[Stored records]
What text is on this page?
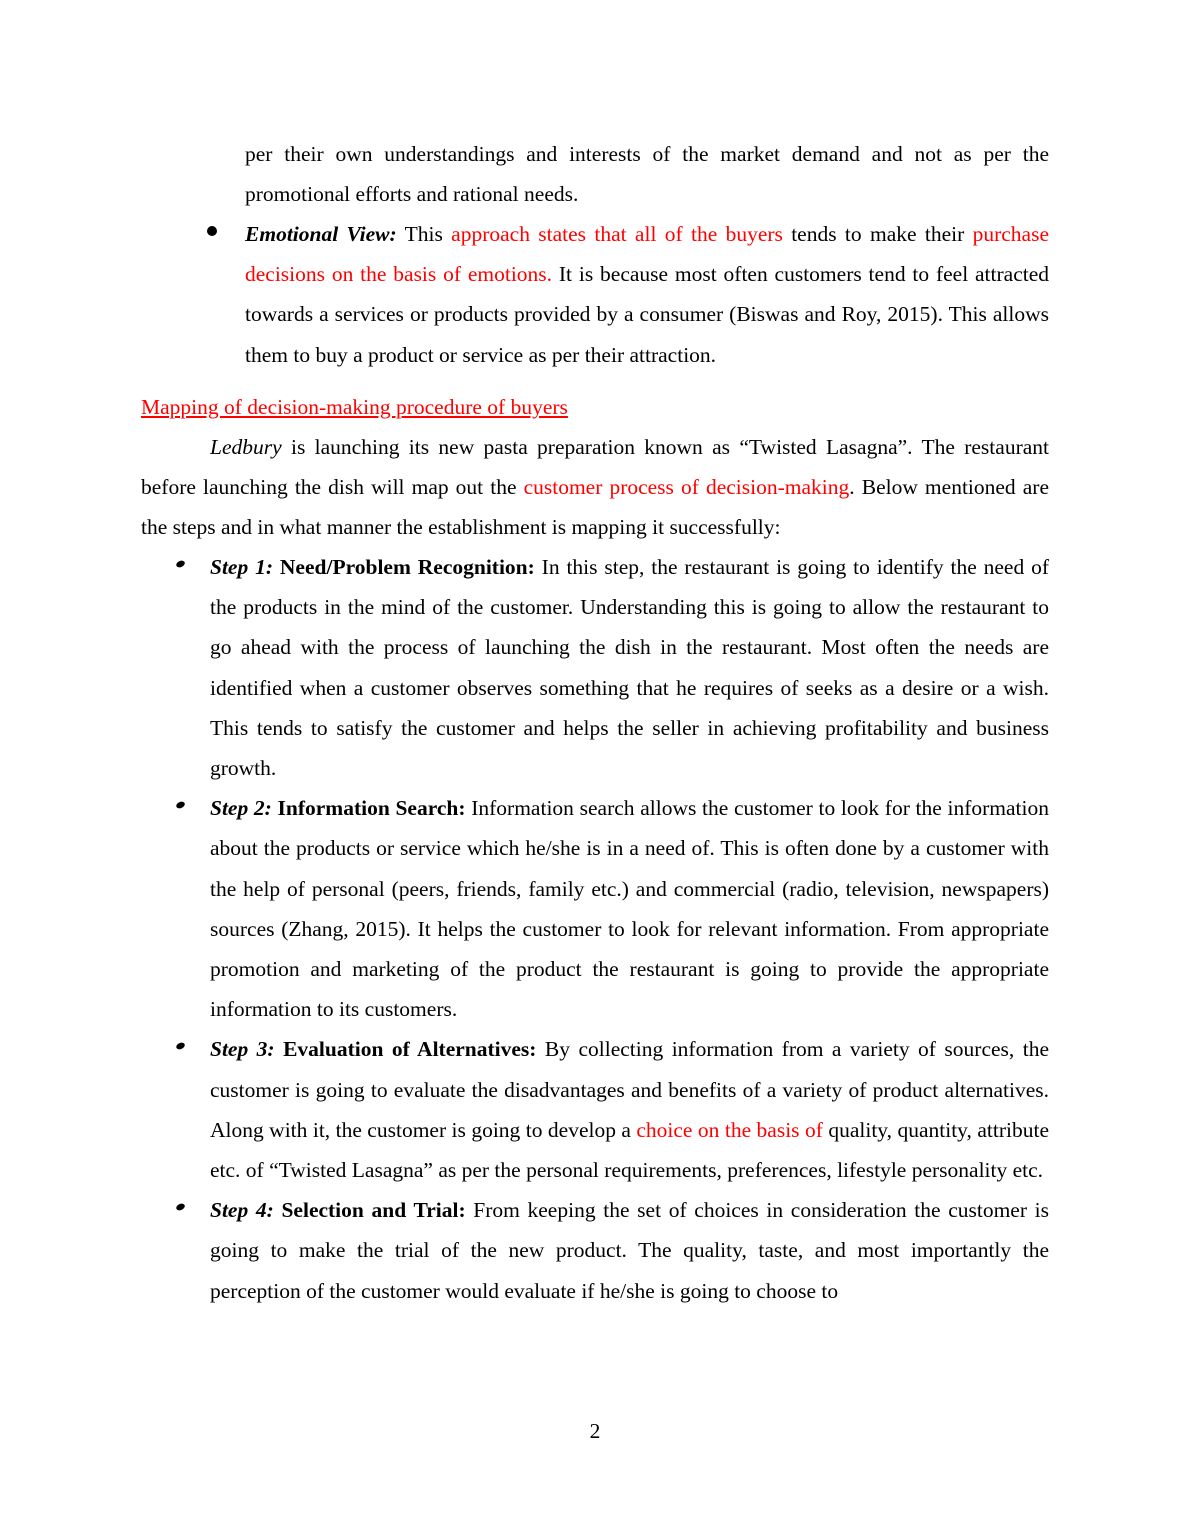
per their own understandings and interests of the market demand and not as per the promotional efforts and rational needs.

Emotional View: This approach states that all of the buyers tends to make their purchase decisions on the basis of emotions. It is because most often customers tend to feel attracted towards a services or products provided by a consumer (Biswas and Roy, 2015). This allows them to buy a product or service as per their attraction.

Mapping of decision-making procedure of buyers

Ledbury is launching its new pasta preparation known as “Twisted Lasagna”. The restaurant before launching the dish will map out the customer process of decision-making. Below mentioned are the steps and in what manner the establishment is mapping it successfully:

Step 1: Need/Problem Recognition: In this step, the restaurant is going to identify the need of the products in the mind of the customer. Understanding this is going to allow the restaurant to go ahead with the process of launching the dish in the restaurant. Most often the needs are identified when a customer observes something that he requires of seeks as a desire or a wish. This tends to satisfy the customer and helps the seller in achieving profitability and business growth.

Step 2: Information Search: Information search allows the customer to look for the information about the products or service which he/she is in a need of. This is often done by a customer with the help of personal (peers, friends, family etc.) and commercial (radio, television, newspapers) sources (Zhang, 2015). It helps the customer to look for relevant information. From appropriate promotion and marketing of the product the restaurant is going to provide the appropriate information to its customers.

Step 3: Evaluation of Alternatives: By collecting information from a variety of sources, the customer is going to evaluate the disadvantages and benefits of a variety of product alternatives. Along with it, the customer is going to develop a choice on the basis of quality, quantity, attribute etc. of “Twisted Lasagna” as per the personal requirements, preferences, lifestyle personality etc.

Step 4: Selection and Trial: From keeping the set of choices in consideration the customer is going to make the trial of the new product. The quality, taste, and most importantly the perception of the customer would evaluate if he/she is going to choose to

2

--

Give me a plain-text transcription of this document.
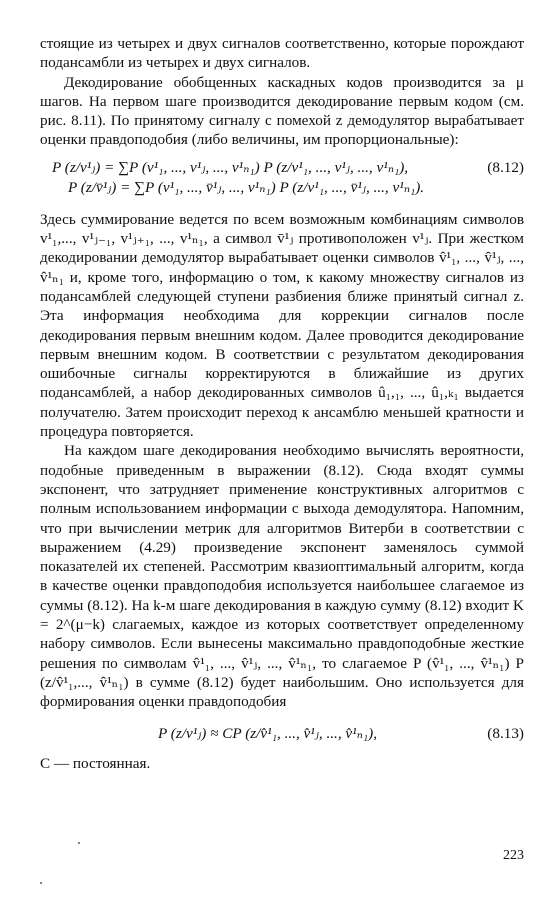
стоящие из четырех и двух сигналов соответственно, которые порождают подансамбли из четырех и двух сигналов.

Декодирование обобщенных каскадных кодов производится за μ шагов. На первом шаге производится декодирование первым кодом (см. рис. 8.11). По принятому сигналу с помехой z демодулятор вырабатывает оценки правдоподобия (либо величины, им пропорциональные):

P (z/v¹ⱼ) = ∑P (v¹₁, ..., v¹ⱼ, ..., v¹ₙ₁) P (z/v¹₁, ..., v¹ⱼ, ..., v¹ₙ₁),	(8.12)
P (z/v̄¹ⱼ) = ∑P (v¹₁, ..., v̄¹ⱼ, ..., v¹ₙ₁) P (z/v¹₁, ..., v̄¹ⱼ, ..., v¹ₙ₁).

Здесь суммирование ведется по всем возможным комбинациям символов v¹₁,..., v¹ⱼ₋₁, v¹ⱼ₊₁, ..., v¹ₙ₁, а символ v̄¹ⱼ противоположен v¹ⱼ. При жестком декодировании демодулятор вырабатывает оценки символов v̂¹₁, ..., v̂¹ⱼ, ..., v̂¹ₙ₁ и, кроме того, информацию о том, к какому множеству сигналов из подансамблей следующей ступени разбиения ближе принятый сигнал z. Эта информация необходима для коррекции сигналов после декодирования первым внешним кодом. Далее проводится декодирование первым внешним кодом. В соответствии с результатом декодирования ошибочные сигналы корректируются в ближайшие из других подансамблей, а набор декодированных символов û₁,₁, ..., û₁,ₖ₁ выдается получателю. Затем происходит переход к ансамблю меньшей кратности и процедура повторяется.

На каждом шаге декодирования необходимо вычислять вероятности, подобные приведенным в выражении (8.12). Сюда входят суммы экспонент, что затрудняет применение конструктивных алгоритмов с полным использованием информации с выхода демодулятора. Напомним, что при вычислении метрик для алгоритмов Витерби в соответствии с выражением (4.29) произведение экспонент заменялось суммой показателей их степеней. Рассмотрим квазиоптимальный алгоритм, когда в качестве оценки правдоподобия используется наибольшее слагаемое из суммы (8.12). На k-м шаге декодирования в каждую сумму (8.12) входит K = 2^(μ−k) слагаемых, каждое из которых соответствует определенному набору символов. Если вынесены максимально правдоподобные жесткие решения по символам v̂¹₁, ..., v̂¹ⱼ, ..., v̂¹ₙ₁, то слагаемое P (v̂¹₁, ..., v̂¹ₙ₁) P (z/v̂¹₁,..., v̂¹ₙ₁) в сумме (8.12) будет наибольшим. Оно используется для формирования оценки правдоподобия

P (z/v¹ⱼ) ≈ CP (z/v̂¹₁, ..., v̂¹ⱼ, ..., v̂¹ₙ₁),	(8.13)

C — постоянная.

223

==

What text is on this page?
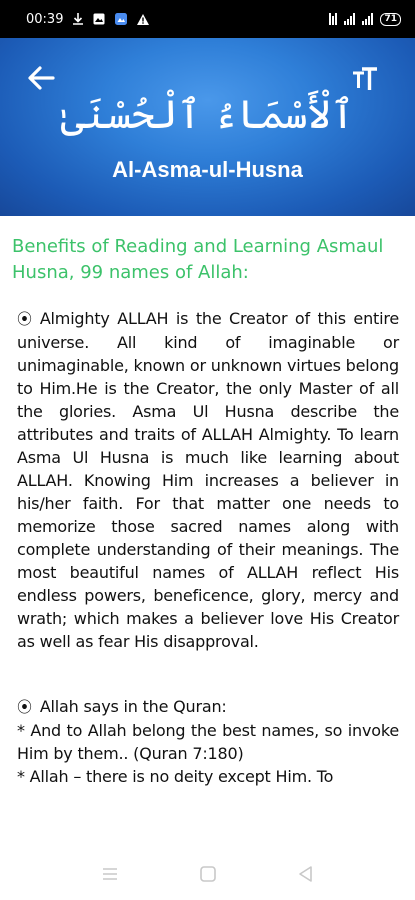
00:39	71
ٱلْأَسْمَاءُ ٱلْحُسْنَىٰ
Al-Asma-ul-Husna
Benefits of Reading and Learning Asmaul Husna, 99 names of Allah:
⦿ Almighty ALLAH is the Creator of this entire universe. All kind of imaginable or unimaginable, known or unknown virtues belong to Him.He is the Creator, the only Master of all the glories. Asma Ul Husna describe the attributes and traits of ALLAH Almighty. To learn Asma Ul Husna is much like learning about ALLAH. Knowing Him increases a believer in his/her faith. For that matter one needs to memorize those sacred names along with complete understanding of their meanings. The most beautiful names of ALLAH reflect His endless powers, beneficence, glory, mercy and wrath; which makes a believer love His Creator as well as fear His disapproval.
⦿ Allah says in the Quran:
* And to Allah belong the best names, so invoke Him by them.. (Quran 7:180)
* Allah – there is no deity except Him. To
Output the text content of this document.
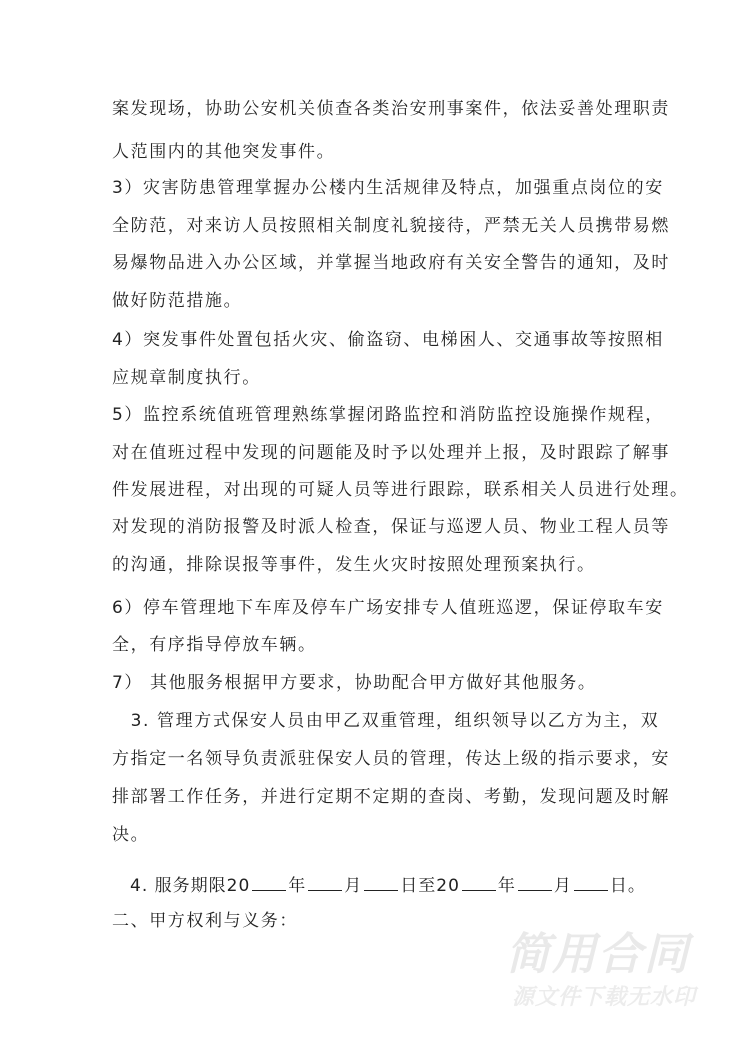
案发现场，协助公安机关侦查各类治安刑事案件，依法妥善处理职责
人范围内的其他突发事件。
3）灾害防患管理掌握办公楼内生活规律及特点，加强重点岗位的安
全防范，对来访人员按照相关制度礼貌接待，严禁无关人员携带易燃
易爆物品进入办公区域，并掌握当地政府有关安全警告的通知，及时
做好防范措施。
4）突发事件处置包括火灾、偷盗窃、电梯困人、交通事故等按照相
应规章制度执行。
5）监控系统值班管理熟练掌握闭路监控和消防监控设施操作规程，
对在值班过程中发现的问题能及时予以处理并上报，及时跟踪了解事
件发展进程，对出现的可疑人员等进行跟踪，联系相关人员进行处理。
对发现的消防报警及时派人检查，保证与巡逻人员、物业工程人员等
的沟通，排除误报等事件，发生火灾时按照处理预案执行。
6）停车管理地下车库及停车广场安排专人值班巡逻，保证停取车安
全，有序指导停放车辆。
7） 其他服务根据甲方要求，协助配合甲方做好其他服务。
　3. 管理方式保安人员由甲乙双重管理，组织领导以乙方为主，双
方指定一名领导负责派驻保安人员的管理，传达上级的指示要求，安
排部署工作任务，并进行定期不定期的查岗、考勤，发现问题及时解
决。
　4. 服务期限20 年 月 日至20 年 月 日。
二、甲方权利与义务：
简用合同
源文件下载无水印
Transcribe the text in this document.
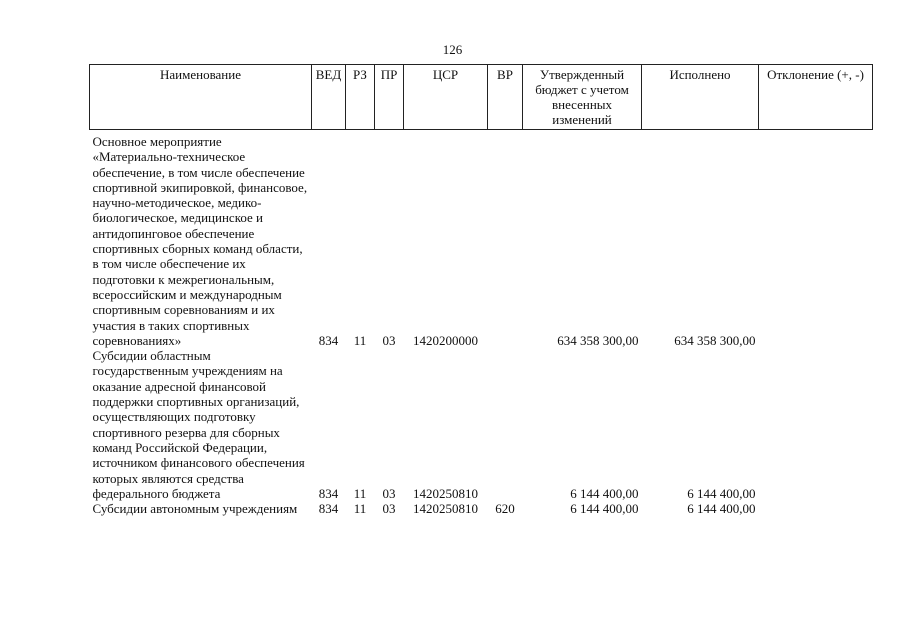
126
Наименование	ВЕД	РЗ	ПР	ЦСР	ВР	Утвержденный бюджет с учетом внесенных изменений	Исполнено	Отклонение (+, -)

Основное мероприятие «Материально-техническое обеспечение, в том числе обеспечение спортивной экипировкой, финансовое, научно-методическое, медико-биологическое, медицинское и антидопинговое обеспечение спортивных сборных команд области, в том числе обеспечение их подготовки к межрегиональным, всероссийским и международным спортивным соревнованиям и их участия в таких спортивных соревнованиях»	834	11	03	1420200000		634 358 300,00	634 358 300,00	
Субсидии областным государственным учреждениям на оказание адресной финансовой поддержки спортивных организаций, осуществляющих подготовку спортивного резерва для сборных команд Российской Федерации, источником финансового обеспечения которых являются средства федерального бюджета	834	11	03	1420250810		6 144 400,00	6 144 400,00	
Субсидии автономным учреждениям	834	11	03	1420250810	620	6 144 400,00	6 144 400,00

▶ [WHAT YOU WILL DO]:
Count the lines in the material above where the string "document" appears, then state only that count.

▶ [RESPONSE FOR THIS EXERCISE]:
3